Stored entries

>>

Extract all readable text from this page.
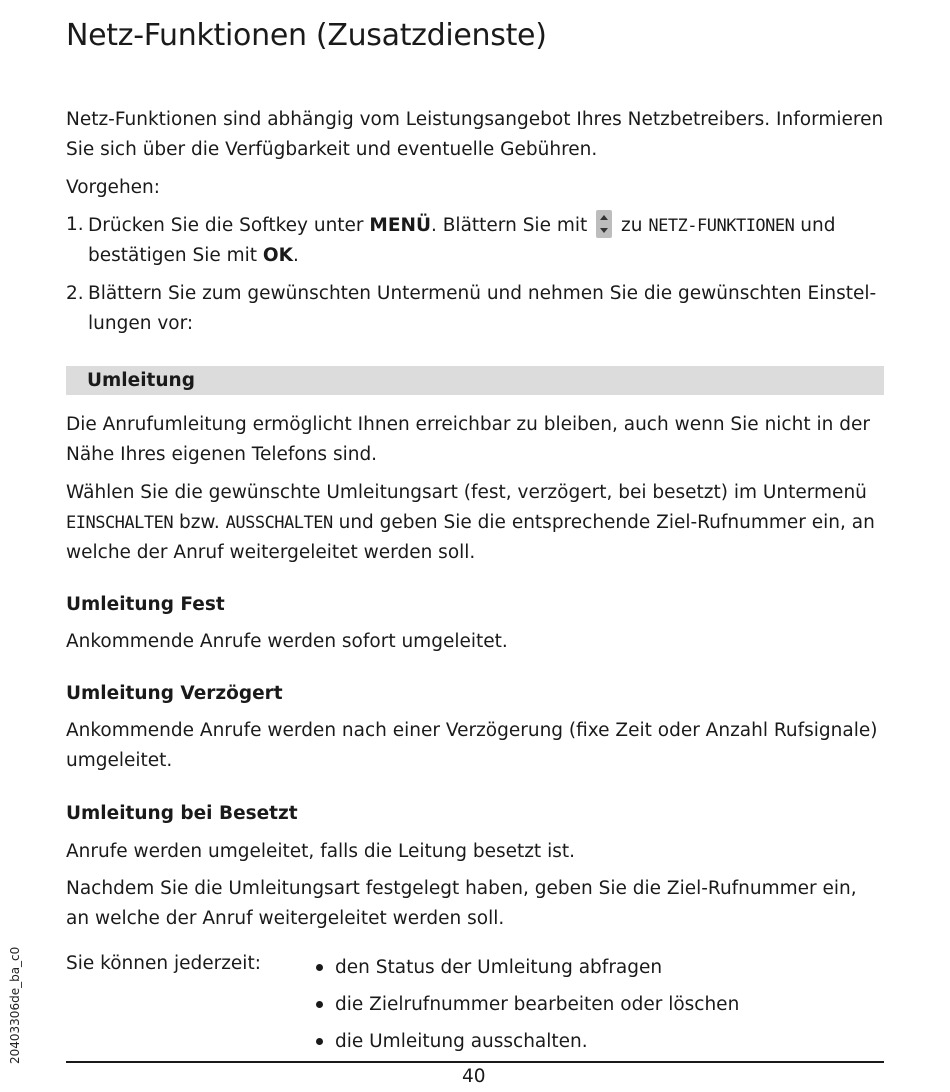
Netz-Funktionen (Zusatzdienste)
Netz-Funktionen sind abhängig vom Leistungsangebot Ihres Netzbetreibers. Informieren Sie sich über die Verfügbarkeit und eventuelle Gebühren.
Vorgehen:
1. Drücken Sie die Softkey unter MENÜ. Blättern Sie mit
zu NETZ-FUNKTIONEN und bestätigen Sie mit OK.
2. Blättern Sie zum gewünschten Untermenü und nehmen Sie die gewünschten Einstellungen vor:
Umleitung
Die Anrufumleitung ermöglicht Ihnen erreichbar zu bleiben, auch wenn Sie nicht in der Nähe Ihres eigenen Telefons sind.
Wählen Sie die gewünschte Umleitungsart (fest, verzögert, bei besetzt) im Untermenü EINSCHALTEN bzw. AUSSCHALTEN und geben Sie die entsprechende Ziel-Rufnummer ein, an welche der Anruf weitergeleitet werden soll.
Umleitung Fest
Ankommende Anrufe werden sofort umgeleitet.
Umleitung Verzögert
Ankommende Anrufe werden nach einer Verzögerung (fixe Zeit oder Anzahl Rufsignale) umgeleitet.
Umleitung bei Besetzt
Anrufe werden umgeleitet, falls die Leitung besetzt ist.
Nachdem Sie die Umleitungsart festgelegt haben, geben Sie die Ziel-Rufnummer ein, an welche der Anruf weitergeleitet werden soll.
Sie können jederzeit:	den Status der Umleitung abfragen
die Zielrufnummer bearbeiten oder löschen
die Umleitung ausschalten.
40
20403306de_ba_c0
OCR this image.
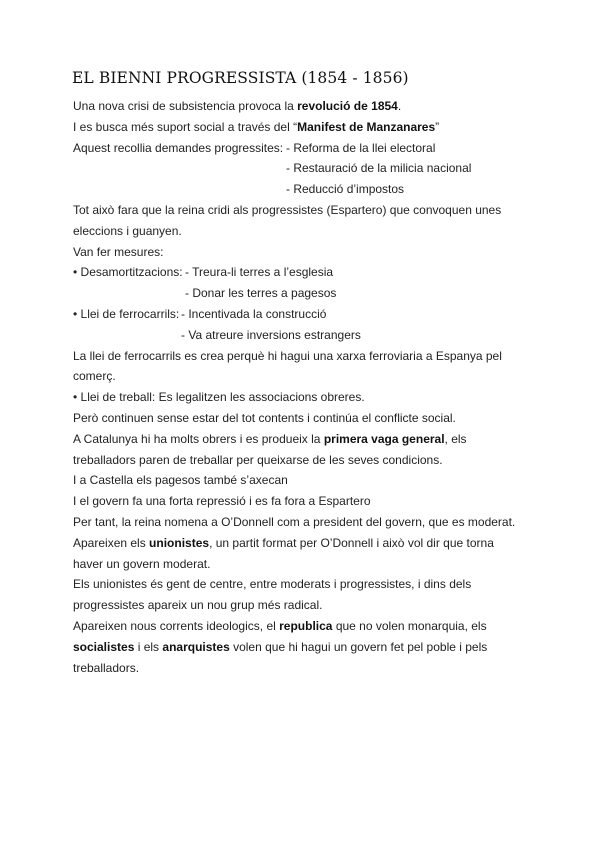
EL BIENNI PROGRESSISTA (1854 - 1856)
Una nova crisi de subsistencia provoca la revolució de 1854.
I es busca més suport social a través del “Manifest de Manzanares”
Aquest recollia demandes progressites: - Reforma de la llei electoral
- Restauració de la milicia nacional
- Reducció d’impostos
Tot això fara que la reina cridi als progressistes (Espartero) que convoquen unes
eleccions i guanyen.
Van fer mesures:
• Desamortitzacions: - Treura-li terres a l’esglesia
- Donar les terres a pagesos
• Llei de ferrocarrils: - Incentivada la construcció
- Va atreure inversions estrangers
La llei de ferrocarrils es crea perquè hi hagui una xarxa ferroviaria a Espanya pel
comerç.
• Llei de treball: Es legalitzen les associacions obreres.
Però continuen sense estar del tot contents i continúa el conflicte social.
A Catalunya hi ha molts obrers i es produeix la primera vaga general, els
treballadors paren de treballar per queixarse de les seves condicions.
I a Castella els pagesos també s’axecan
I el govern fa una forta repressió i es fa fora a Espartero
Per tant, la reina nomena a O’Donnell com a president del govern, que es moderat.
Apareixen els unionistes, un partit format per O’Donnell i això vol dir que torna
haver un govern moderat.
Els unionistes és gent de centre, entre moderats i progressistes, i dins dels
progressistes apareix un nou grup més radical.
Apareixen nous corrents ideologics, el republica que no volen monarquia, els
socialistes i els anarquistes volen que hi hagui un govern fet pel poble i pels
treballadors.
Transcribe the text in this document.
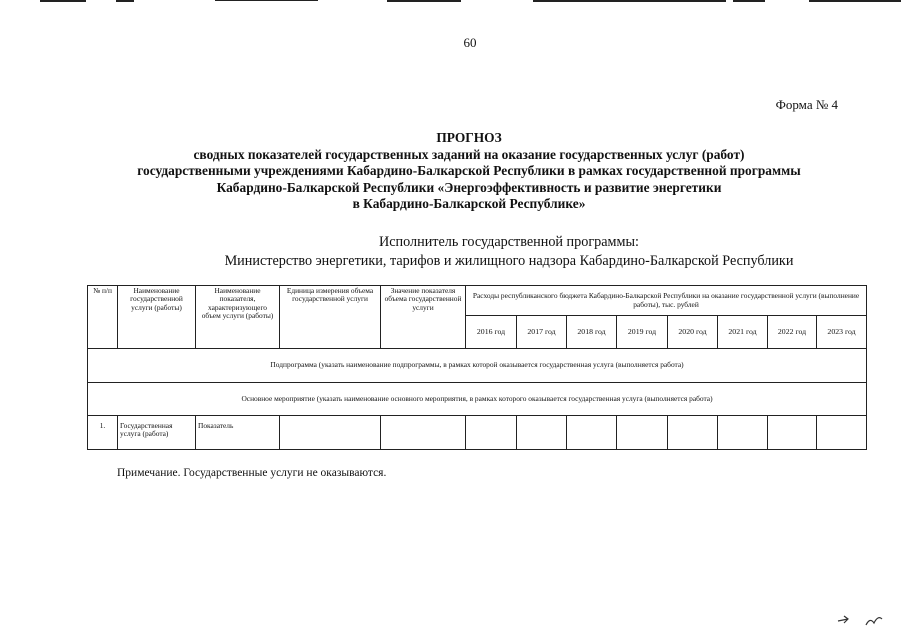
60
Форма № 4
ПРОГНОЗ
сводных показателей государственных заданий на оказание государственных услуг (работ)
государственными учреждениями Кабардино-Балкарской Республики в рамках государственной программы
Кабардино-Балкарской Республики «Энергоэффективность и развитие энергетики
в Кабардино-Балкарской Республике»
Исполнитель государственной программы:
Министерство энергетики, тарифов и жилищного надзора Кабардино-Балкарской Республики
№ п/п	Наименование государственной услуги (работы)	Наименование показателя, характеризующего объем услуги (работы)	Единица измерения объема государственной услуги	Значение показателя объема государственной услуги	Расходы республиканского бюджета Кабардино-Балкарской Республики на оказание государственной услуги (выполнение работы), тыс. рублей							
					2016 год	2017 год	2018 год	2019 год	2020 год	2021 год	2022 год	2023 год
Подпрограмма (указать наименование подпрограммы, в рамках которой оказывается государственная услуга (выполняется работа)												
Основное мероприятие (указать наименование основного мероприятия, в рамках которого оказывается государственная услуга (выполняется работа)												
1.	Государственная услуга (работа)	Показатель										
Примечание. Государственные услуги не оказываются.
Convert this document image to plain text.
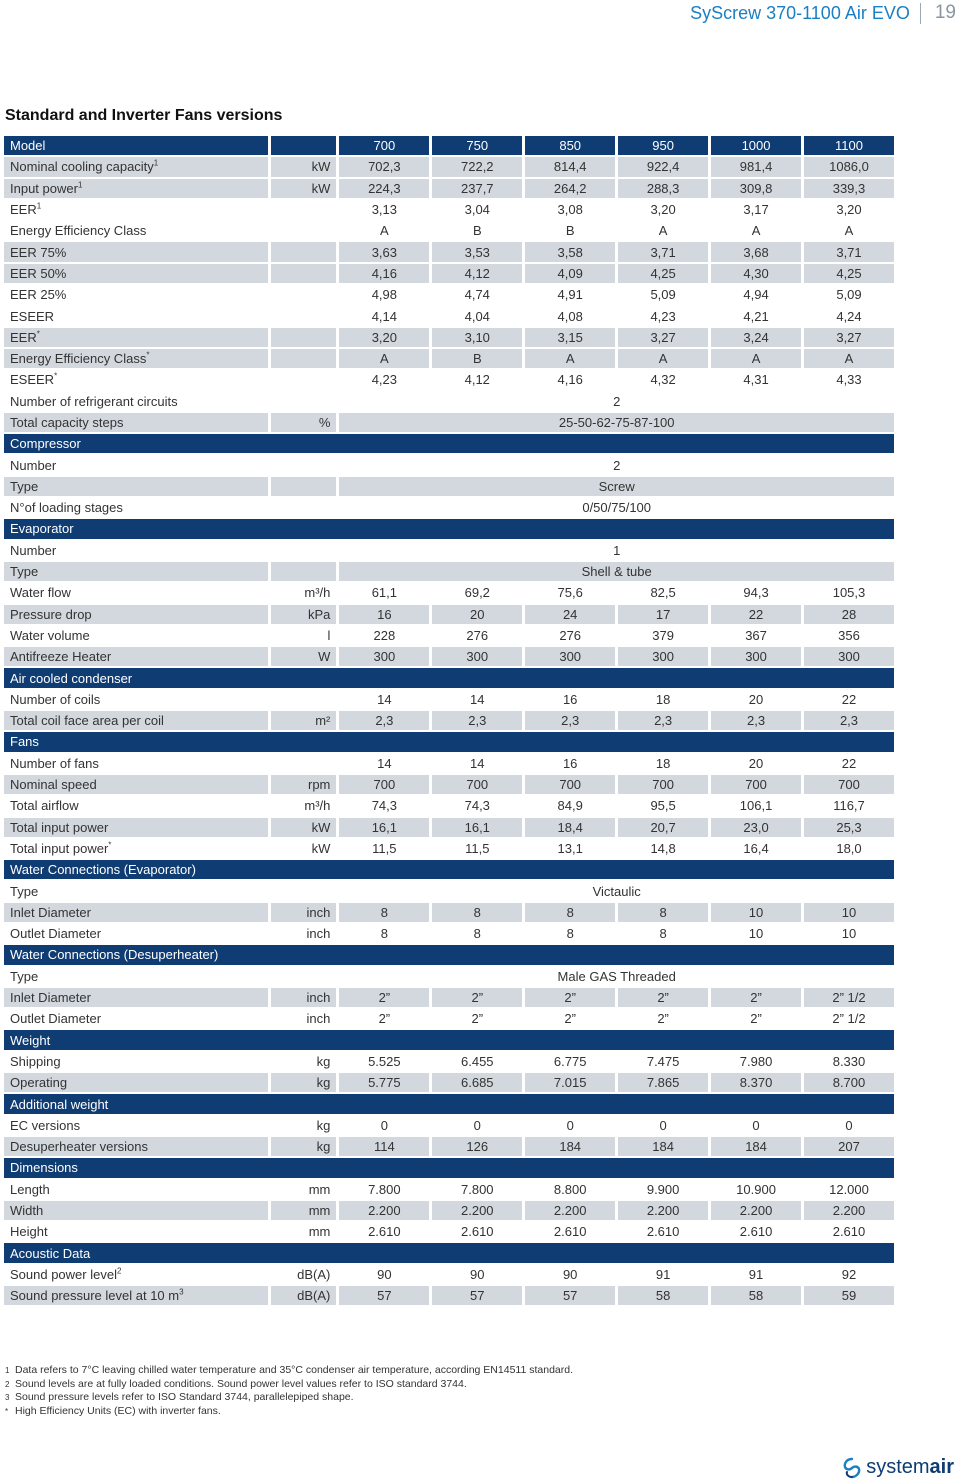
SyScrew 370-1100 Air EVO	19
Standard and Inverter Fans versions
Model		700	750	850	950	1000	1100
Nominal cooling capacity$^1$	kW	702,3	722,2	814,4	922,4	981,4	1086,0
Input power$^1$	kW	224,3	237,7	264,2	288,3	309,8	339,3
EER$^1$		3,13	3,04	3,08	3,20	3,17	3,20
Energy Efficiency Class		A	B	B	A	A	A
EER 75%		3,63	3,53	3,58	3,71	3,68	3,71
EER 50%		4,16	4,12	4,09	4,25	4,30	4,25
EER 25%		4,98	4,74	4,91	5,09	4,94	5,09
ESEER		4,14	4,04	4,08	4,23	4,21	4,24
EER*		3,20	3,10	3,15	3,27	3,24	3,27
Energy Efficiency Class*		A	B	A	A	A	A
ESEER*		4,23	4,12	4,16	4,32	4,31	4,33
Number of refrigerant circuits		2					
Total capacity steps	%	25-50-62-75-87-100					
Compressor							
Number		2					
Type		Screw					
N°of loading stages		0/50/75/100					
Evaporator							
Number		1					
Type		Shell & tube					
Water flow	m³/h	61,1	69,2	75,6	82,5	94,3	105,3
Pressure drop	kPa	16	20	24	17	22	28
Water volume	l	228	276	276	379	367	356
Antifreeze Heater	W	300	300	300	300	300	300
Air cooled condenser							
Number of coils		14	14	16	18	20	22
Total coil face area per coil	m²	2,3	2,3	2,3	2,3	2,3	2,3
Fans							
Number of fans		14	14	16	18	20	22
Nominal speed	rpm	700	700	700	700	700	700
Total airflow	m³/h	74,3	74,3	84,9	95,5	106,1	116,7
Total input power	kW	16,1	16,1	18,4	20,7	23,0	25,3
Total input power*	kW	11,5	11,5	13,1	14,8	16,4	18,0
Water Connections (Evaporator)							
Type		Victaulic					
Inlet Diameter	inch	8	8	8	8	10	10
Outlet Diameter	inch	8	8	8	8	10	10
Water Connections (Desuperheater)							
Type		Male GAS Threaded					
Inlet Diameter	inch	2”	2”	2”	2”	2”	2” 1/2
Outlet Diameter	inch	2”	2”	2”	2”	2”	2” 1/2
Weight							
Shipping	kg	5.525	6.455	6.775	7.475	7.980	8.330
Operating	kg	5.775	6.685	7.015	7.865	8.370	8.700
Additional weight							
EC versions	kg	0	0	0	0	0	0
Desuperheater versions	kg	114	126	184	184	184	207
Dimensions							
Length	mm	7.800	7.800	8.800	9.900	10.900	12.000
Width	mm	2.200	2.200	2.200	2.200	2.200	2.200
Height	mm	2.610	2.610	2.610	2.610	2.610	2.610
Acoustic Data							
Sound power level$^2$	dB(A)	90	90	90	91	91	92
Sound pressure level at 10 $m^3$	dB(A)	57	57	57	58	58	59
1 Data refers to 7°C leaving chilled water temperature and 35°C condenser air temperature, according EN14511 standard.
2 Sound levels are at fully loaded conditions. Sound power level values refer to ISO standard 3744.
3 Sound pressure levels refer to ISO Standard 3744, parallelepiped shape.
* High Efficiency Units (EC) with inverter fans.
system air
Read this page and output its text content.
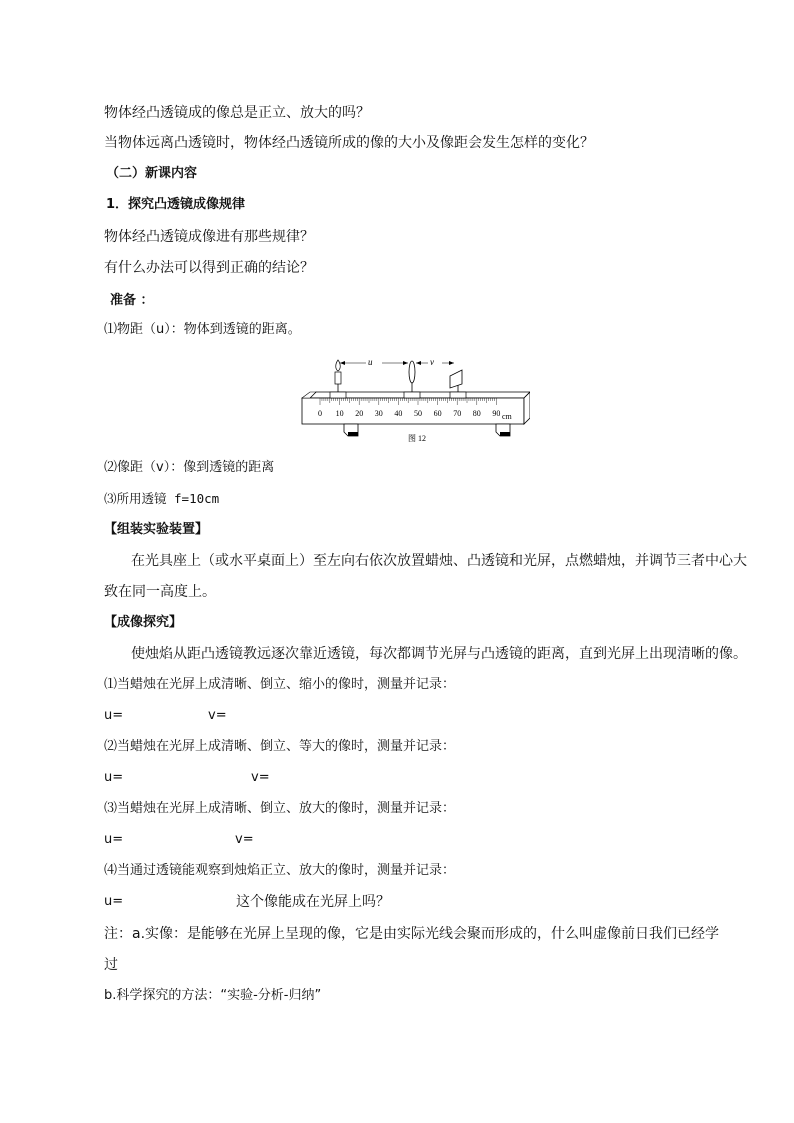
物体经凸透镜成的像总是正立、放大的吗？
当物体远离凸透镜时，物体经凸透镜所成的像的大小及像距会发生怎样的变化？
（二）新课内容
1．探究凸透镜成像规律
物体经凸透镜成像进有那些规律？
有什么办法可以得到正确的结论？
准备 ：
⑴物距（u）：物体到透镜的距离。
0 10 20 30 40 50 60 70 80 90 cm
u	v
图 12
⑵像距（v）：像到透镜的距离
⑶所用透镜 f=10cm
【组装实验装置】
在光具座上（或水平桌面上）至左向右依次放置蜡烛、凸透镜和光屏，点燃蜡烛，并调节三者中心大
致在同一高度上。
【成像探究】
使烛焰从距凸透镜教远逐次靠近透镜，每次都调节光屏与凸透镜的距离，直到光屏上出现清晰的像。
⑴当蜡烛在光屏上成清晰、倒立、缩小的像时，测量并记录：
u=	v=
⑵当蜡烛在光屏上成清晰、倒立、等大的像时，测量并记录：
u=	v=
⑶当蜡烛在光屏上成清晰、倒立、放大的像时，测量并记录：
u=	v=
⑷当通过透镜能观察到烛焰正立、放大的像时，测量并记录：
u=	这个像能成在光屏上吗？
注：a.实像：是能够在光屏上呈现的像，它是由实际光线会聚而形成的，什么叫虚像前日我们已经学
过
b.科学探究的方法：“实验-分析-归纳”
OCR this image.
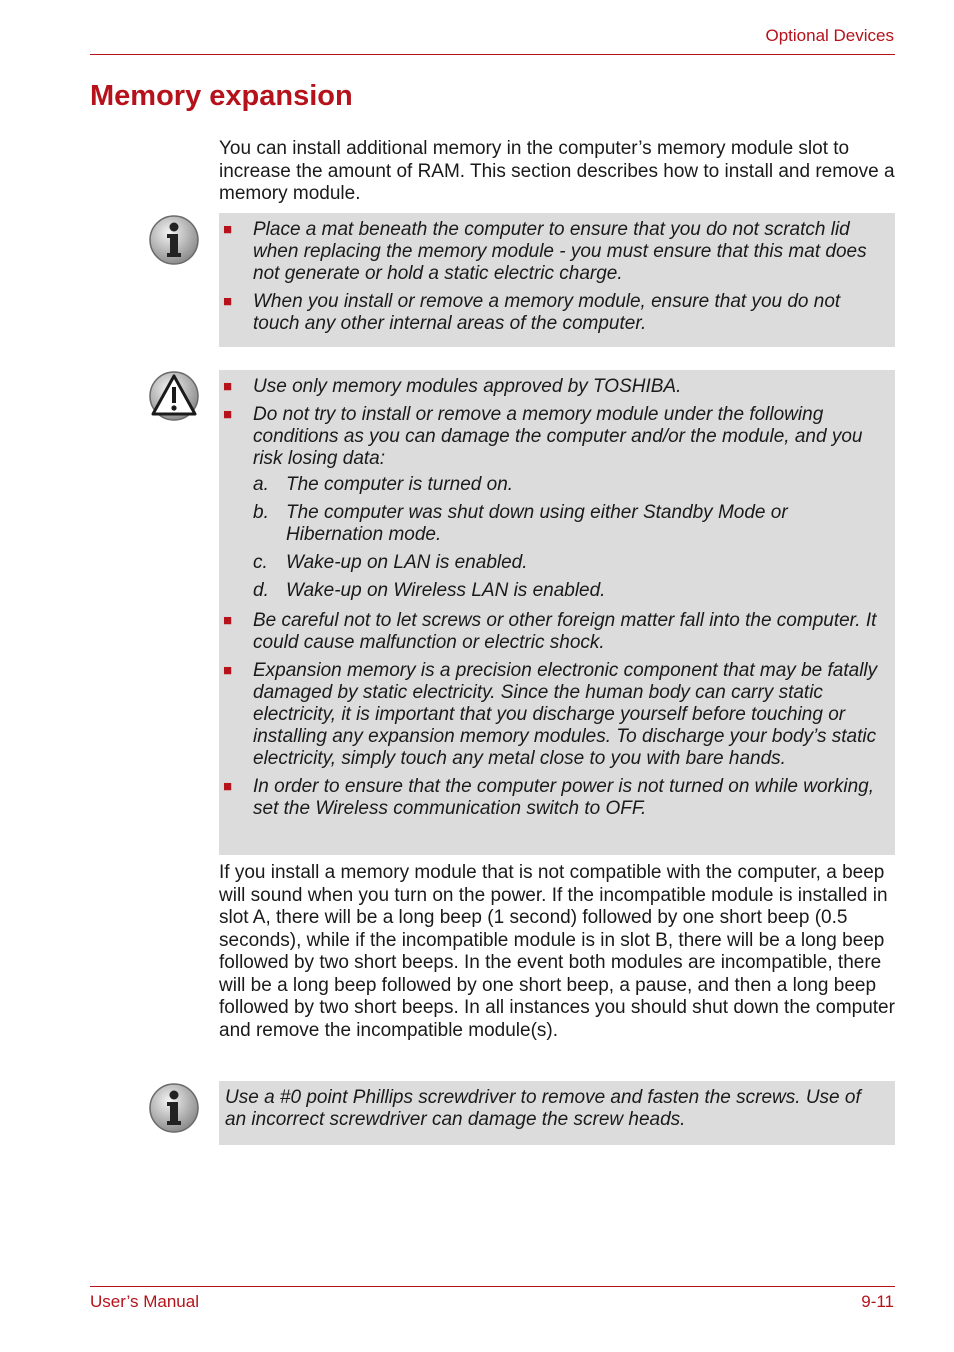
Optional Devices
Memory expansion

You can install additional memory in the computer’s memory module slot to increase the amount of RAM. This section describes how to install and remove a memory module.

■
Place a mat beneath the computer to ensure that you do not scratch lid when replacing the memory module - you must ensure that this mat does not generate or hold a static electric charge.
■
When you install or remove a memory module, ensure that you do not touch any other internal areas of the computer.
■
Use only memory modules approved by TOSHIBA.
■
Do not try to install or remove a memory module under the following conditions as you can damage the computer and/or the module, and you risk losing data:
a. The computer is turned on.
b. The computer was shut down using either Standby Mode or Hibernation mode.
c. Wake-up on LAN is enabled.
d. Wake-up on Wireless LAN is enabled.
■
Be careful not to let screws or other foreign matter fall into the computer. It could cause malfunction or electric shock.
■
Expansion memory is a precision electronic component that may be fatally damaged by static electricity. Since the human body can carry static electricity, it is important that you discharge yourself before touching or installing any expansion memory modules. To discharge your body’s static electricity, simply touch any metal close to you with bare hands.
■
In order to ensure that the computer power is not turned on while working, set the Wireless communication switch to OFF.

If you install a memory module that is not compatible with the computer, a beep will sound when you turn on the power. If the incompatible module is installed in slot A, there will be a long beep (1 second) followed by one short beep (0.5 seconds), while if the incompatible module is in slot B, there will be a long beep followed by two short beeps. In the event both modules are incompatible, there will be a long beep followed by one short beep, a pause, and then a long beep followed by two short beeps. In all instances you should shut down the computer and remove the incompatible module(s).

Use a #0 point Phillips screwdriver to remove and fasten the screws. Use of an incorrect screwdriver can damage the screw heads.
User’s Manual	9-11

<<

● Required work
Pull out every line in the data above that has the word "Energy".

● Exercise result
Energy Efficiency Class		A	B	B	A	A	A
Energy Efficiency Class*		A	B	A	A	A	A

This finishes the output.